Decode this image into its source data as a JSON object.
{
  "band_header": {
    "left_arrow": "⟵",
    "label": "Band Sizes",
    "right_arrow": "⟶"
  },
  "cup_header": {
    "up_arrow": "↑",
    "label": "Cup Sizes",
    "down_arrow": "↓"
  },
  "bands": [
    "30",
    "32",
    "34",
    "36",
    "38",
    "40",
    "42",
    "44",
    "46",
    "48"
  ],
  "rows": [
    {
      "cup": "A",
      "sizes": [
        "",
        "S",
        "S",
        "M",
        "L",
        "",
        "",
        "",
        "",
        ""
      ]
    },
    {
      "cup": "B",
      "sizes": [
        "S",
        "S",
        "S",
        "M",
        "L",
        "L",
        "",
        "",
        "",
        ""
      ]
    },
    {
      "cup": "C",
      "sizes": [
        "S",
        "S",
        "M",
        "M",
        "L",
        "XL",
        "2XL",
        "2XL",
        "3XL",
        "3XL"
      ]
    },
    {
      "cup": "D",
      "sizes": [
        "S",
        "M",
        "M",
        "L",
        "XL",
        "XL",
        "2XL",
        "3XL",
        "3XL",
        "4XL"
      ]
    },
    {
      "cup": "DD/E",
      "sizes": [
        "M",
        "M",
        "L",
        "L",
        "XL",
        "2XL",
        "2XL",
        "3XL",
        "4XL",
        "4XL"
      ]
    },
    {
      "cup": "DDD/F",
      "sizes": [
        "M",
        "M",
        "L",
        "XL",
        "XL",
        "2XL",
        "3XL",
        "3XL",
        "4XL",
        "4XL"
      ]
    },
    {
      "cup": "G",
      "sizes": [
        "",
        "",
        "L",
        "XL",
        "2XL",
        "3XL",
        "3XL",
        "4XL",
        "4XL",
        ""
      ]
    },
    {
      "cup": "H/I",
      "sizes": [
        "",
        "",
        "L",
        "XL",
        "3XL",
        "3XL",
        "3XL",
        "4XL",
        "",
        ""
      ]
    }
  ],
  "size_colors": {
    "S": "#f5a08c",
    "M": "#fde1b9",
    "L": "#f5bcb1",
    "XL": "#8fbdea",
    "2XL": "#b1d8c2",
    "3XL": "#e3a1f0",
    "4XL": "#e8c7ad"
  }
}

◇ ◇ ◇ ◇ ◇ ◇ ◇

What the task requires.
Copy the records above exactly.

Response to the task.
Decode this image into its source data as a JSON object.
{
  "band_header": {
    "left_arrow": "⟵",
    "label": "Band Sizes",
    "right_arrow": "⟶"
  },
  "cup_header": {
    "up_arrow": "↑",
    "label": "Cup Sizes",
    "down_arrow": "↓"
  },
  "bands": [
    "30",
    "32",
    "34",
    "36",
    "38",
    "40",
    "42",
    "44",
    "46",
    "48"
  ],
  "rows": [
    {
      "cup": "A",
      "sizes": [
        "",
        "S",
        "S",
        "M",
        "L",
        "",
        "",
        "",
        "",
        ""
      ]
    },
    {
      "cup": "B",
      "sizes": [
        "S",
        "S",
        "S",
        "M",
        "L",
        "L",
        "",
        "",
        "",
        ""
      ]
    },
    {
      "cup": "C",
      "sizes": [
        "S",
        "S",
        "M",
        "M",
        "L",
        "XL",
        "2XL",
        "2XL",
        "3XL",
        "3XL"
      ]
    },
    {
      "cup": "D",
      "sizes": [
        "S",
        "M",
        "M",
        "L",
        "XL",
        "XL",
        "2XL",
        "3XL",
        "3XL",
        "4XL"
      ]
    },
    {
      "cup": "DD/E",
      "sizes": [
        "M",
        "M",
        "L",
        "L",
        "XL",
        "2XL",
        "2XL",
        "3XL",
        "4XL",
        "4XL"
      ]
    },
    {
      "cup": "DDD/F",
      "sizes": [
        "M",
        "M",
        "L",
        "XL",
        "XL",
        "2XL",
        "3XL",
        "3XL",
        "4XL",
        "4XL"
      ]
    },
    {
      "cup": "G",
      "sizes": [
        "",
        "",
        "L",
        "XL",
        "2XL",
        "3XL",
        "3XL",
        "4XL",
        "4XL",
        ""
      ]
    },
    {
      "cup": "H/I",
      "sizes": [
        "",
        "",
        "L",
        "XL",
        "3XL",
        "3XL",
        "3XL",
        "4XL",
        "",
        ""
      ]
    }
  ],
  "size_colors": {
    "S": "#f5a08c",
    "M": "#fde1b9",
    "L": "#f5bcb1",
    "XL": "#8fbdea",
    "2XL": "#b1d8c2",
    "3XL": "#e3a1f0",
    "4XL": "#e8c7ad"
  }
}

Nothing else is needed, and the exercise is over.